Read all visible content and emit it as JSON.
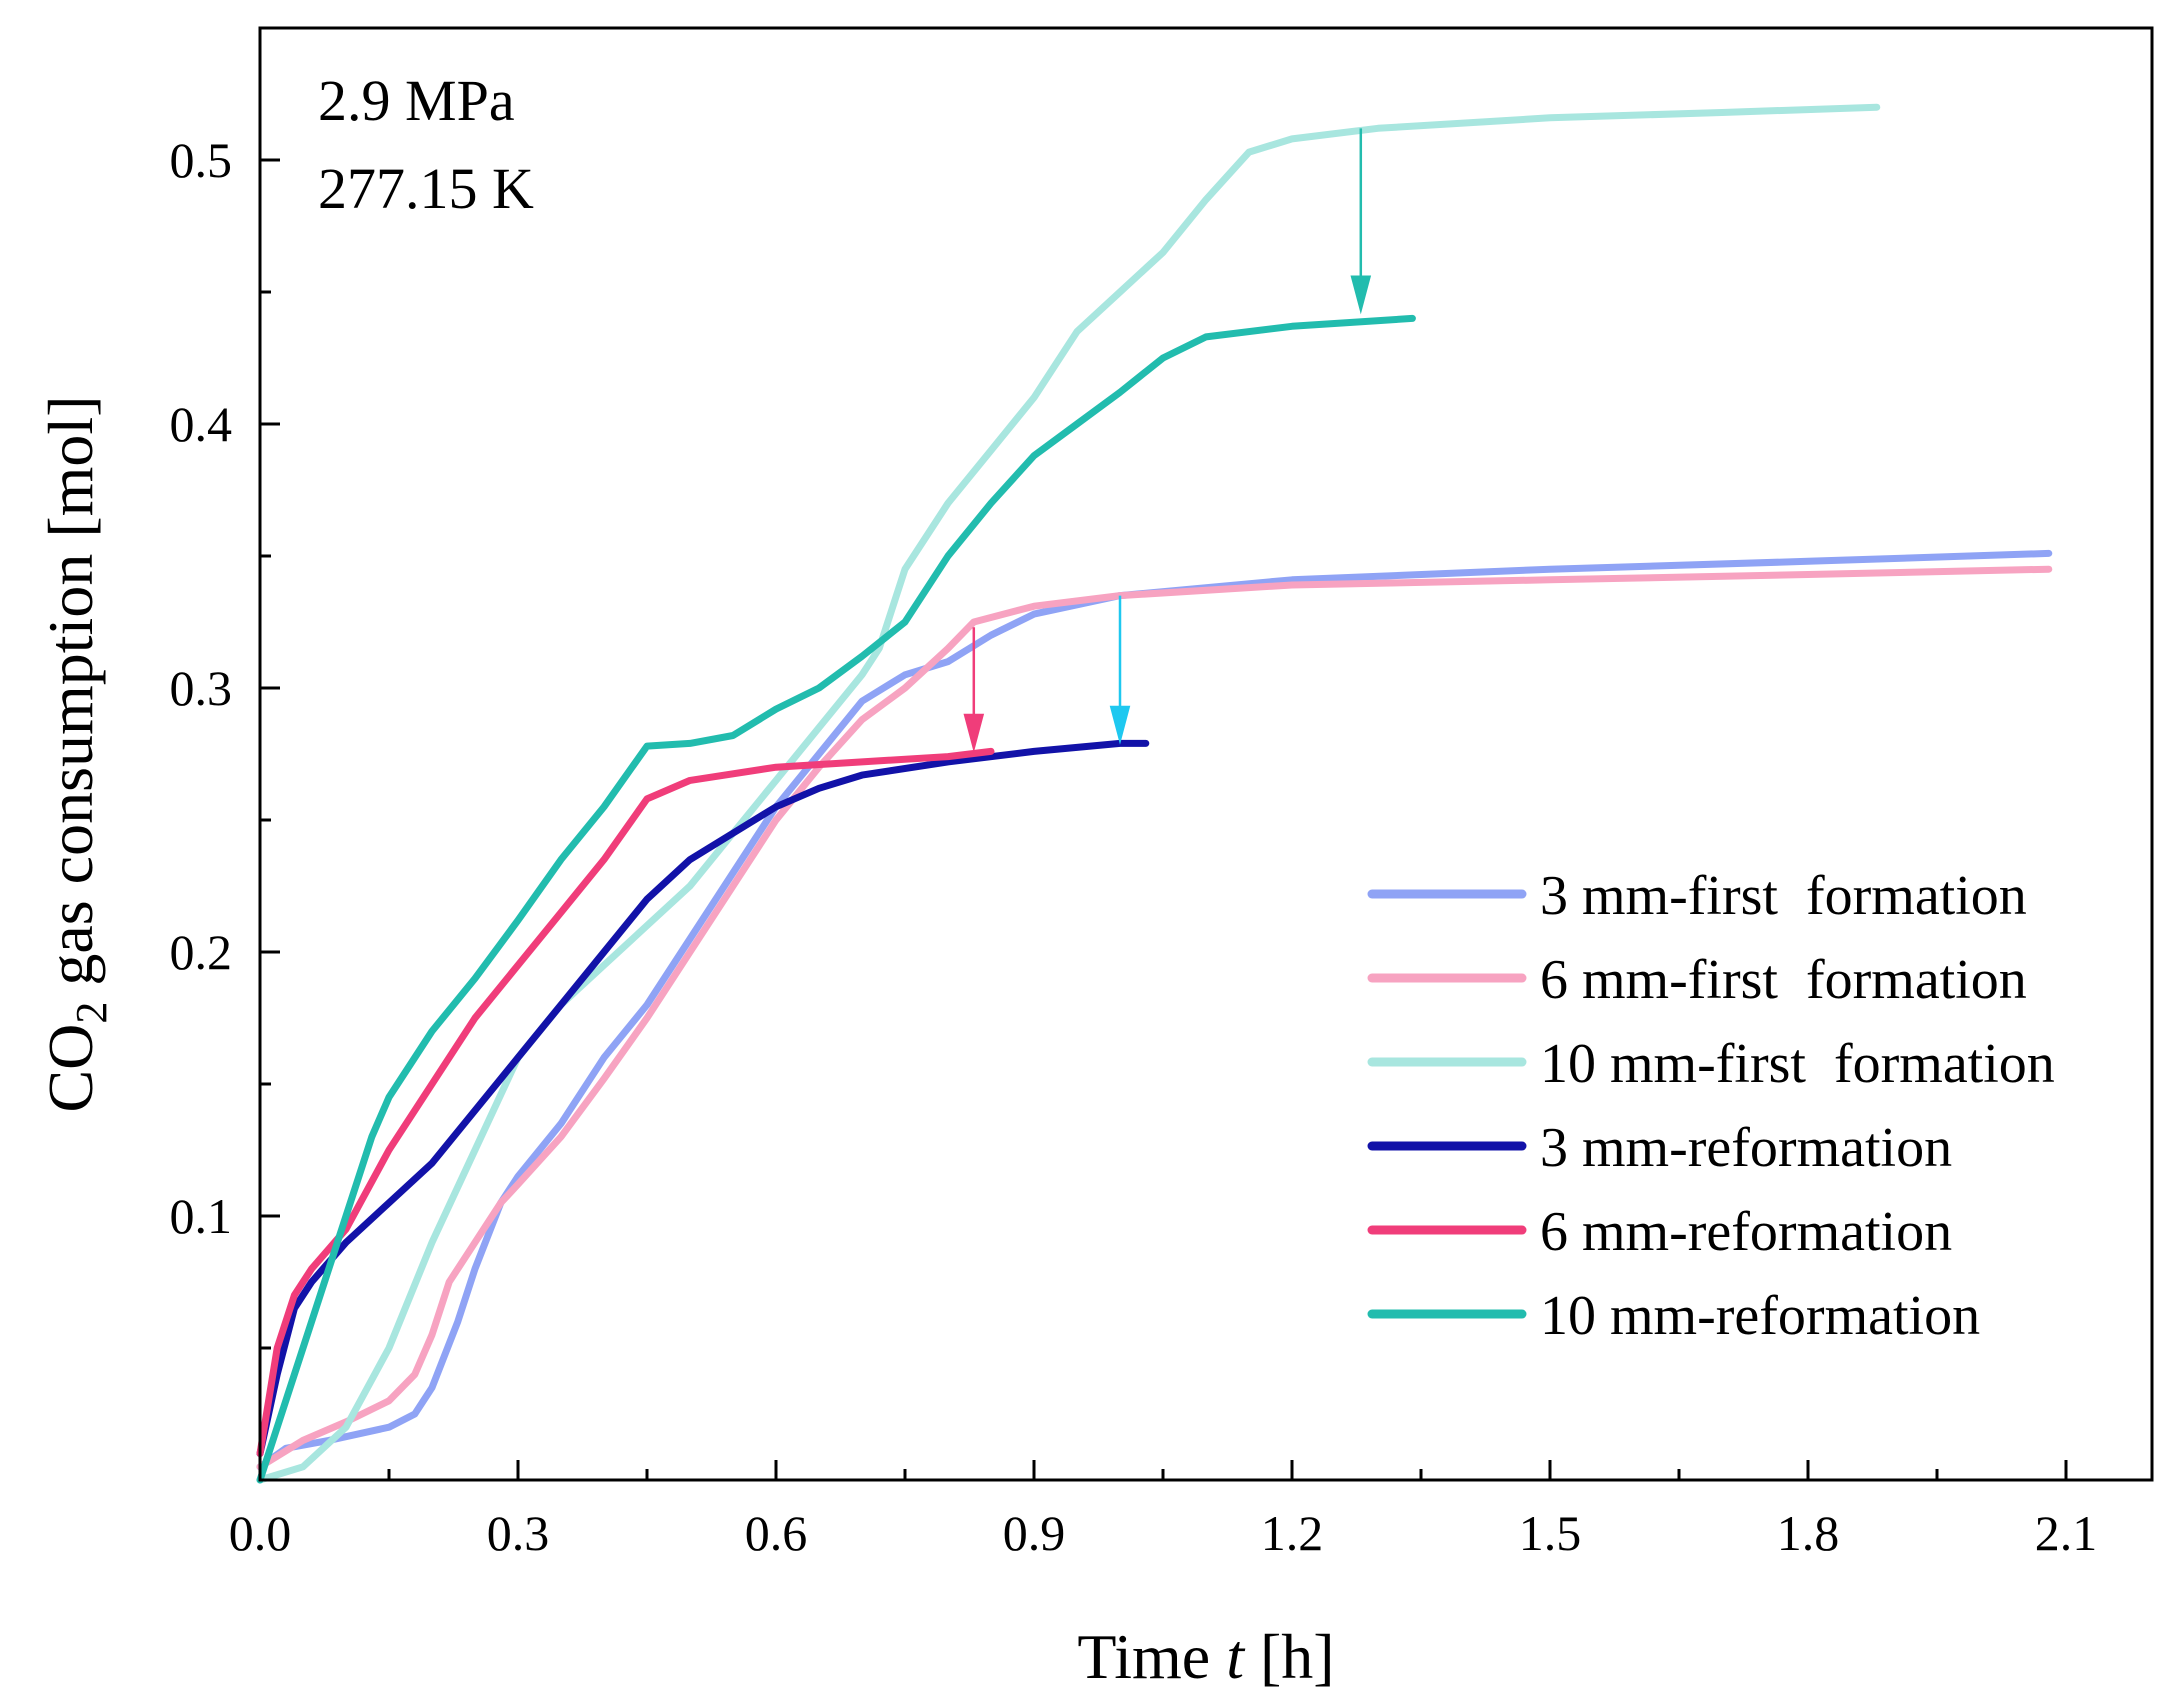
{
  "chart_data": {
    "type": "line",
    "xlabel_main": "Time ",
    "xlabel_var": "t",
    "xlabel_unit": " [h]",
    "ylabel_prefix": "CO",
    "ylabel_sub": "2",
    "ylabel_suffix": " gas consumption [mol]",
    "xlim": [
      0.0,
      2.2
    ],
    "ylim": [
      0.0,
      0.55
    ],
    "x_ticks": [
      "0.0",
      "0.3",
      "0.6",
      "0.9",
      "1.2",
      "1.5",
      "1.8",
      "2.1"
    ],
    "y_ticks": [
      "0.1",
      "0.2",
      "0.3",
      "0.4",
      "0.5"
    ],
    "annotations": [
      "2.9 MPa",
      "277.15 K"
    ],
    "series": [
      {
        "name": "3 mm-first  formation",
        "color": "#8fa3f5",
        "points": [
          [
            0,
            0.005
          ],
          [
            0.03,
            0.012
          ],
          [
            0.08,
            0.015
          ],
          [
            0.15,
            0.02
          ],
          [
            0.18,
            0.025
          ],
          [
            0.2,
            0.035
          ],
          [
            0.23,
            0.06
          ],
          [
            0.25,
            0.08
          ],
          [
            0.28,
            0.105
          ],
          [
            0.3,
            0.115
          ],
          [
            0.35,
            0.135
          ],
          [
            0.4,
            0.16
          ],
          [
            0.45,
            0.18
          ],
          [
            0.5,
            0.205
          ],
          [
            0.55,
            0.23
          ],
          [
            0.6,
            0.255
          ],
          [
            0.65,
            0.275
          ],
          [
            0.7,
            0.295
          ],
          [
            0.75,
            0.305
          ],
          [
            0.8,
            0.31
          ],
          [
            0.85,
            0.32
          ],
          [
            0.9,
            0.328
          ],
          [
            1.0,
            0.335
          ],
          [
            1.2,
            0.341
          ],
          [
            1.5,
            0.345
          ],
          [
            1.8,
            0.348
          ],
          [
            2.08,
            0.351
          ]
        ]
      },
      {
        "name": "6 mm-first  formation",
        "color": "#f7a3c1",
        "points": [
          [
            0,
            0.005
          ],
          [
            0.05,
            0.015
          ],
          [
            0.1,
            0.022
          ],
          [
            0.15,
            0.03
          ],
          [
            0.18,
            0.04
          ],
          [
            0.2,
            0.055
          ],
          [
            0.22,
            0.075
          ],
          [
            0.25,
            0.09
          ],
          [
            0.28,
            0.105
          ],
          [
            0.3,
            0.112
          ],
          [
            0.35,
            0.13
          ],
          [
            0.4,
            0.152
          ],
          [
            0.45,
            0.175
          ],
          [
            0.5,
            0.2
          ],
          [
            0.55,
            0.225
          ],
          [
            0.6,
            0.25
          ],
          [
            0.65,
            0.27
          ],
          [
            0.7,
            0.288
          ],
          [
            0.75,
            0.3
          ],
          [
            0.8,
            0.315
          ],
          [
            0.83,
            0.325
          ],
          [
            0.9,
            0.331
          ],
          [
            1.0,
            0.335
          ],
          [
            1.2,
            0.339
          ],
          [
            1.5,
            0.341
          ],
          [
            1.8,
            0.343
          ],
          [
            2.08,
            0.345
          ]
        ]
      },
      {
        "name": "10 mm-first  formation",
        "color": "#a8e6df",
        "points": [
          [
            0,
            0.0
          ],
          [
            0.05,
            0.005
          ],
          [
            0.1,
            0.02
          ],
          [
            0.15,
            0.05
          ],
          [
            0.2,
            0.09
          ],
          [
            0.25,
            0.125
          ],
          [
            0.3,
            0.16
          ],
          [
            0.35,
            0.18
          ],
          [
            0.4,
            0.195
          ],
          [
            0.45,
            0.21
          ],
          [
            0.5,
            0.225
          ],
          [
            0.55,
            0.245
          ],
          [
            0.6,
            0.265
          ],
          [
            0.65,
            0.285
          ],
          [
            0.7,
            0.305
          ],
          [
            0.72,
            0.315
          ],
          [
            0.75,
            0.345
          ],
          [
            0.8,
            0.37
          ],
          [
            0.85,
            0.39
          ],
          [
            0.9,
            0.41
          ],
          [
            0.95,
            0.435
          ],
          [
            1.0,
            0.45
          ],
          [
            1.05,
            0.465
          ],
          [
            1.1,
            0.485
          ],
          [
            1.15,
            0.503
          ],
          [
            1.2,
            0.508
          ],
          [
            1.3,
            0.512
          ],
          [
            1.5,
            0.516
          ],
          [
            1.7,
            0.518
          ],
          [
            1.88,
            0.52
          ]
        ]
      },
      {
        "name": "3 mm-reformation",
        "color": "#1212a8",
        "points": [
          [
            0,
            0.01
          ],
          [
            0.02,
            0.04
          ],
          [
            0.04,
            0.065
          ],
          [
            0.06,
            0.075
          ],
          [
            0.1,
            0.09
          ],
          [
            0.15,
            0.105
          ],
          [
            0.2,
            0.12
          ],
          [
            0.25,
            0.14
          ],
          [
            0.3,
            0.16
          ],
          [
            0.35,
            0.18
          ],
          [
            0.4,
            0.2
          ],
          [
            0.45,
            0.22
          ],
          [
            0.5,
            0.235
          ],
          [
            0.55,
            0.245
          ],
          [
            0.6,
            0.255
          ],
          [
            0.65,
            0.262
          ],
          [
            0.7,
            0.267
          ],
          [
            0.8,
            0.272
          ],
          [
            0.9,
            0.276
          ],
          [
            1.0,
            0.279
          ],
          [
            1.03,
            0.279
          ]
        ]
      },
      {
        "name": "6 mm-reformation",
        "color": "#f03d7a",
        "points": [
          [
            0,
            0.01
          ],
          [
            0.02,
            0.05
          ],
          [
            0.04,
            0.07
          ],
          [
            0.06,
            0.08
          ],
          [
            0.1,
            0.095
          ],
          [
            0.15,
            0.125
          ],
          [
            0.2,
            0.15
          ],
          [
            0.25,
            0.175
          ],
          [
            0.3,
            0.195
          ],
          [
            0.35,
            0.215
          ],
          [
            0.4,
            0.235
          ],
          [
            0.45,
            0.258
          ],
          [
            0.5,
            0.265
          ],
          [
            0.6,
            0.27
          ],
          [
            0.7,
            0.272
          ],
          [
            0.8,
            0.274
          ],
          [
            0.85,
            0.276
          ]
        ]
      },
      {
        "name": "10 mm-reformation",
        "color": "#22bcae",
        "points": [
          [
            0,
            0.0
          ],
          [
            0.05,
            0.05
          ],
          [
            0.1,
            0.1
          ],
          [
            0.13,
            0.13
          ],
          [
            0.15,
            0.145
          ],
          [
            0.2,
            0.17
          ],
          [
            0.25,
            0.19
          ],
          [
            0.3,
            0.212
          ],
          [
            0.35,
            0.235
          ],
          [
            0.4,
            0.255
          ],
          [
            0.45,
            0.278
          ],
          [
            0.5,
            0.279
          ],
          [
            0.55,
            0.282
          ],
          [
            0.6,
            0.292
          ],
          [
            0.65,
            0.3
          ],
          [
            0.7,
            0.312
          ],
          [
            0.75,
            0.325
          ],
          [
            0.8,
            0.35
          ],
          [
            0.85,
            0.37
          ],
          [
            0.9,
            0.388
          ],
          [
            0.95,
            0.4
          ],
          [
            1.0,
            0.412
          ],
          [
            1.05,
            0.425
          ],
          [
            1.1,
            0.433
          ],
          [
            1.2,
            0.437
          ],
          [
            1.34,
            0.44
          ]
        ]
      }
    ],
    "arrows": [
      {
        "x": 1.28,
        "from": 0.512,
        "to": 0.443,
        "color": "#22bcae"
      },
      {
        "x": 0.83,
        "from": 0.323,
        "to": 0.277,
        "color": "#f03d7a"
      },
      {
        "x": 1.0,
        "from": 0.335,
        "to": 0.28,
        "color": "#1ec8f0"
      }
    ]
  }
}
__________________________________________________
* _Task instructions_:
Every line should be retyped exactly, with the pictures omitted.

* _The answer_:
Read all visible content and emit it as JSON.
{
  "chart_data": {
    "type": "line",
    "xlabel_main": "Time ",
    "xlabel_var": "t",
    "xlabel_unit": " [h]",
    "ylabel_prefix": "CO",
    "ylabel_sub": "2",
    "ylabel_suffix": " gas consumption [mol]",
    "xlim": [
      0.0,
      2.2
    ],
    "ylim": [
      0.0,
      0.55
    ],
    "x_ticks": [
      "0.0",
      "0.3",
      "0.6",
      "0.9",
      "1.2",
      "1.5",
      "1.8",
      "2.1"
    ],
    "y_ticks": [
      "0.1",
      "0.2",
      "0.3",
      "0.4",
      "0.5"
    ],
    "annotations": [
      "2.9 MPa",
      "277.15 K"
    ],
    "series": [
      {
        "name": "3 mm-first  formation",
        "color": "#8fa3f5",
        "points": [
          [
            0,
            0.005
          ],
          [
            0.03,
            0.012
          ],
          [
            0.08,
            0.015
          ],
          [
            0.15,
            0.02
          ],
          [
            0.18,
            0.025
          ],
          [
            0.2,
            0.035
          ],
          [
            0.23,
            0.06
          ],
          [
            0.25,
            0.08
          ],
          [
            0.28,
            0.105
          ],
          [
            0.3,
            0.115
          ],
          [
            0.35,
            0.135
          ],
          [
            0.4,
            0.16
          ],
          [
            0.45,
            0.18
          ],
          [
            0.5,
            0.205
          ],
          [
            0.55,
            0.23
          ],
          [
            0.6,
            0.255
          ],
          [
            0.65,
            0.275
          ],
          [
            0.7,
            0.295
          ],
          [
            0.75,
            0.305
          ],
          [
            0.8,
            0.31
          ],
          [
            0.85,
            0.32
          ],
          [
            0.9,
            0.328
          ],
          [
            1.0,
            0.335
          ],
          [
            1.2,
            0.341
          ],
          [
            1.5,
            0.345
          ],
          [
            1.8,
            0.348
          ],
          [
            2.08,
            0.351
          ]
        ]
      },
      {
        "name": "6 mm-first  formation",
        "color": "#f7a3c1",
        "points": [
          [
            0,
            0.005
          ],
          [
            0.05,
            0.015
          ],
          [
            0.1,
            0.022
          ],
          [
            0.15,
            0.03
          ],
          [
            0.18,
            0.04
          ],
          [
            0.2,
            0.055
          ],
          [
            0.22,
            0.075
          ],
          [
            0.25,
            0.09
          ],
          [
            0.28,
            0.105
          ],
          [
            0.3,
            0.112
          ],
          [
            0.35,
            0.13
          ],
          [
            0.4,
            0.152
          ],
          [
            0.45,
            0.175
          ],
          [
            0.5,
            0.2
          ],
          [
            0.55,
            0.225
          ],
          [
            0.6,
            0.25
          ],
          [
            0.65,
            0.27
          ],
          [
            0.7,
            0.288
          ],
          [
            0.75,
            0.3
          ],
          [
            0.8,
            0.315
          ],
          [
            0.83,
            0.325
          ],
          [
            0.9,
            0.331
          ],
          [
            1.0,
            0.335
          ],
          [
            1.2,
            0.339
          ],
          [
            1.5,
            0.341
          ],
          [
            1.8,
            0.343
          ],
          [
            2.08,
            0.345
          ]
        ]
      },
      {
        "name": "10 mm-first  formation",
        "color": "#a8e6df",
        "points": [
          [
            0,
            0.0
          ],
          [
            0.05,
            0.005
          ],
          [
            0.1,
            0.02
          ],
          [
            0.15,
            0.05
          ],
          [
            0.2,
            0.09
          ],
          [
            0.25,
            0.125
          ],
          [
            0.3,
            0.16
          ],
          [
            0.35,
            0.18
          ],
          [
            0.4,
            0.195
          ],
          [
            0.45,
            0.21
          ],
          [
            0.5,
            0.225
          ],
          [
            0.55,
            0.245
          ],
          [
            0.6,
            0.265
          ],
          [
            0.65,
            0.285
          ],
          [
            0.7,
            0.305
          ],
          [
            0.72,
            0.315
          ],
          [
            0.75,
            0.345
          ],
          [
            0.8,
            0.37
          ],
          [
            0.85,
            0.39
          ],
          [
            0.9,
            0.41
          ],
          [
            0.95,
            0.435
          ],
          [
            1.0,
            0.45
          ],
          [
            1.05,
            0.465
          ],
          [
            1.1,
            0.485
          ],
          [
            1.15,
            0.503
          ],
          [
            1.2,
            0.508
          ],
          [
            1.3,
            0.512
          ],
          [
            1.5,
            0.516
          ],
          [
            1.7,
            0.518
          ],
          [
            1.88,
            0.52
          ]
        ]
      },
      {
        "name": "3 mm-reformation",
        "color": "#1212a8",
        "points": [
          [
            0,
            0.01
          ],
          [
            0.02,
            0.04
          ],
          [
            0.04,
            0.065
          ],
          [
            0.06,
            0.075
          ],
          [
            0.1,
            0.09
          ],
          [
            0.15,
            0.105
          ],
          [
            0.2,
            0.12
          ],
          [
            0.25,
            0.14
          ],
          [
            0.3,
            0.16
          ],
          [
            0.35,
            0.18
          ],
          [
            0.4,
            0.2
          ],
          [
            0.45,
            0.22
          ],
          [
            0.5,
            0.235
          ],
          [
            0.55,
            0.245
          ],
          [
            0.6,
            0.255
          ],
          [
            0.65,
            0.262
          ],
          [
            0.7,
            0.267
          ],
          [
            0.8,
            0.272
          ],
          [
            0.9,
            0.276
          ],
          [
            1.0,
            0.279
          ],
          [
            1.03,
            0.279
          ]
        ]
      },
      {
        "name": "6 mm-reformation",
        "color": "#f03d7a",
        "points": [
          [
            0,
            0.01
          ],
          [
            0.02,
            0.05
          ],
          [
            0.04,
            0.07
          ],
          [
            0.06,
            0.08
          ],
          [
            0.1,
            0.095
          ],
          [
            0.15,
            0.125
          ],
          [
            0.2,
            0.15
          ],
          [
            0.25,
            0.175
          ],
          [
            0.3,
            0.195
          ],
          [
            0.35,
            0.215
          ],
          [
            0.4,
            0.235
          ],
          [
            0.45,
            0.258
          ],
          [
            0.5,
            0.265
          ],
          [
            0.6,
            0.27
          ],
          [
            0.7,
            0.272
          ],
          [
            0.8,
            0.274
          ],
          [
            0.85,
            0.276
          ]
        ]
      },
      {
        "name": "10 mm-reformation",
        "color": "#22bcae",
        "points": [
          [
            0,
            0.0
          ],
          [
            0.05,
            0.05
          ],
          [
            0.1,
            0.1
          ],
          [
            0.13,
            0.13
          ],
          [
            0.15,
            0.145
          ],
          [
            0.2,
            0.17
          ],
          [
            0.25,
            0.19
          ],
          [
            0.3,
            0.212
          ],
          [
            0.35,
            0.235
          ],
          [
            0.4,
            0.255
          ],
          [
            0.45,
            0.278
          ],
          [
            0.5,
            0.279
          ],
          [
            0.55,
            0.282
          ],
          [
            0.6,
            0.292
          ],
          [
            0.65,
            0.3
          ],
          [
            0.7,
            0.312
          ],
          [
            0.75,
            0.325
          ],
          [
            0.8,
            0.35
          ],
          [
            0.85,
            0.37
          ],
          [
            0.9,
            0.388
          ],
          [
            0.95,
            0.4
          ],
          [
            1.0,
            0.412
          ],
          [
            1.05,
            0.425
          ],
          [
            1.1,
            0.433
          ],
          [
            1.2,
            0.437
          ],
          [
            1.34,
            0.44
          ]
        ]
      }
    ],
    "arrows": [
      {
        "x": 1.28,
        "from": 0.512,
        "to": 0.443,
        "color": "#22bcae"
      },
      {
        "x": 0.83,
        "from": 0.323,
        "to": 0.277,
        "color": "#f03d7a"
      },
      {
        "x": 1.0,
        "from": 0.335,
        "to": 0.28,
        "color": "#1ec8f0"
      }
    ]
  }
}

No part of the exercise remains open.